Collected data entries:

● ● ● ●

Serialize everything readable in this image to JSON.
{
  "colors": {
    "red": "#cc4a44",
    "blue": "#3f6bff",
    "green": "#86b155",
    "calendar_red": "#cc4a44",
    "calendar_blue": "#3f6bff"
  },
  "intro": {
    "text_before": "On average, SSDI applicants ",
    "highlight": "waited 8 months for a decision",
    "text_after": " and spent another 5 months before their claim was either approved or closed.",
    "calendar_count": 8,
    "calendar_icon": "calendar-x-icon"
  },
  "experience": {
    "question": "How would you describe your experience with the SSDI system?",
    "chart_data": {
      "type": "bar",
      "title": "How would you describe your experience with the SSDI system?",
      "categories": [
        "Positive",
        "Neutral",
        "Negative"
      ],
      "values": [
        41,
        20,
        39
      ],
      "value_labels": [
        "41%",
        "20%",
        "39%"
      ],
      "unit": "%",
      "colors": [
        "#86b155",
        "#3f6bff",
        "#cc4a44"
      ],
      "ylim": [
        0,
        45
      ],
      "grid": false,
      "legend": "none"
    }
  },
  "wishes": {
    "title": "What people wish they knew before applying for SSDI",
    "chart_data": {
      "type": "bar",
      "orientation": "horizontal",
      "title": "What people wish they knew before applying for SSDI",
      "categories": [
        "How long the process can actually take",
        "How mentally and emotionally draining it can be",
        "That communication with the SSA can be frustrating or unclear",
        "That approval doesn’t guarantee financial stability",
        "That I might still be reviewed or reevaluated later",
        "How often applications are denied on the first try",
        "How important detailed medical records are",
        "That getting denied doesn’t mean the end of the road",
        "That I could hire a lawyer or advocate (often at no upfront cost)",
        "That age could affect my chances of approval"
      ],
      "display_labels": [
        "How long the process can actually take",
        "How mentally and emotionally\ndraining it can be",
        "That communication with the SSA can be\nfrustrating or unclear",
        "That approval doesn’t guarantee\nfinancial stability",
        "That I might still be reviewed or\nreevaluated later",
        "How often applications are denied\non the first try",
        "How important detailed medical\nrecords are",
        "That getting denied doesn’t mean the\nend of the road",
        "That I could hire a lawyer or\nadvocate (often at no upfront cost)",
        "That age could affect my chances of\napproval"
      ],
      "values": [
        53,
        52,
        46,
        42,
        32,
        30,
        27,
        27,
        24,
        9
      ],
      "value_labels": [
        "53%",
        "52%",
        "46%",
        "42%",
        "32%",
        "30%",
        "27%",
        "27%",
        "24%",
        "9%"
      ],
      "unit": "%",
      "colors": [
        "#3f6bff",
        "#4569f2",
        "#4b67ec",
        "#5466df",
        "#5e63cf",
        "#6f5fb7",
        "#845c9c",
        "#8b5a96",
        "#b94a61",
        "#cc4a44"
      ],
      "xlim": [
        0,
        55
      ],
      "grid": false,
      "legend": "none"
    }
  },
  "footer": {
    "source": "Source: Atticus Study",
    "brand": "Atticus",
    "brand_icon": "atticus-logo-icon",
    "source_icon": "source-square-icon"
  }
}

● ● ● ●

▶ [PROBLEM DETAILS] Give all the records again. Match them exactly.

▶ [RESULT OF THE EXERCISE]
Serialize everything readable in this image to JSON.
{
  "colors": {
    "red": "#cc4a44",
    "blue": "#3f6bff",
    "green": "#86b155",
    "calendar_red": "#cc4a44",
    "calendar_blue": "#3f6bff"
  },
  "intro": {
    "text_before": "On average, SSDI applicants ",
    "highlight": "waited 8 months for a decision",
    "text_after": " and spent another 5 months before their claim was either approved or closed.",
    "calendar_count": 8,
    "calendar_icon": "calendar-x-icon"
  },
  "experience": {
    "question": "How would you describe your experience with the SSDI system?",
    "chart_data": {
      "type": "bar",
      "title": "How would you describe your experience with the SSDI system?",
      "categories": [
        "Positive",
        "Neutral",
        "Negative"
      ],
      "values": [
        41,
        20,
        39
      ],
      "value_labels": [
        "41%",
        "20%",
        "39%"
      ],
      "unit": "%",
      "colors": [
        "#86b155",
        "#3f6bff",
        "#cc4a44"
      ],
      "ylim": [
        0,
        45
      ],
      "grid": false,
      "legend": "none"
    }
  },
  "wishes": {
    "title": "What people wish they knew before applying for SSDI",
    "chart_data": {
      "type": "bar",
      "orientation": "horizontal",
      "title": "What people wish they knew before applying for SSDI",
      "categories": [
        "How long the process can actually take",
        "How mentally and emotionally draining it can be",
        "That communication with the SSA can be frustrating or unclear",
        "That approval doesn’t guarantee financial stability",
        "That I might still be reviewed or reevaluated later",
        "How often applications are denied on the first try",
        "How important detailed medical records are",
        "That getting denied doesn’t mean the end of the road",
        "That I could hire a lawyer or advocate (often at no upfront cost)",
        "That age could affect my chances of approval"
      ],
      "display_labels": [
        "How long the process can actually take",
        "How mentally and emotionally\ndraining it can be",
        "That communication with the SSA can be\nfrustrating or unclear",
        "That approval doesn’t guarantee\nfinancial stability",
        "That I might still be reviewed or\nreevaluated later",
        "How often applications are denied\non the first try",
        "How important detailed medical\nrecords are",
        "That getting denied doesn’t mean the\nend of the road",
        "That I could hire a lawyer or\nadvocate (often at no upfront cost)",
        "That age could affect my chances of\napproval"
      ],
      "values": [
        53,
        52,
        46,
        42,
        32,
        30,
        27,
        27,
        24,
        9
      ],
      "value_labels": [
        "53%",
        "52%",
        "46%",
        "42%",
        "32%",
        "30%",
        "27%",
        "27%",
        "24%",
        "9%"
      ],
      "unit": "%",
      "colors": [
        "#3f6bff",
        "#4569f2",
        "#4b67ec",
        "#5466df",
        "#5e63cf",
        "#6f5fb7",
        "#845c9c",
        "#8b5a96",
        "#b94a61",
        "#cc4a44"
      ],
      "xlim": [
        0,
        55
      ],
      "grid": false,
      "legend": "none"
    }
  },
  "footer": {
    "source": "Source: Atticus Study",
    "brand": "Atticus",
    "brand_icon": "atticus-logo-icon",
    "source_icon": "source-square-icon"
  }
}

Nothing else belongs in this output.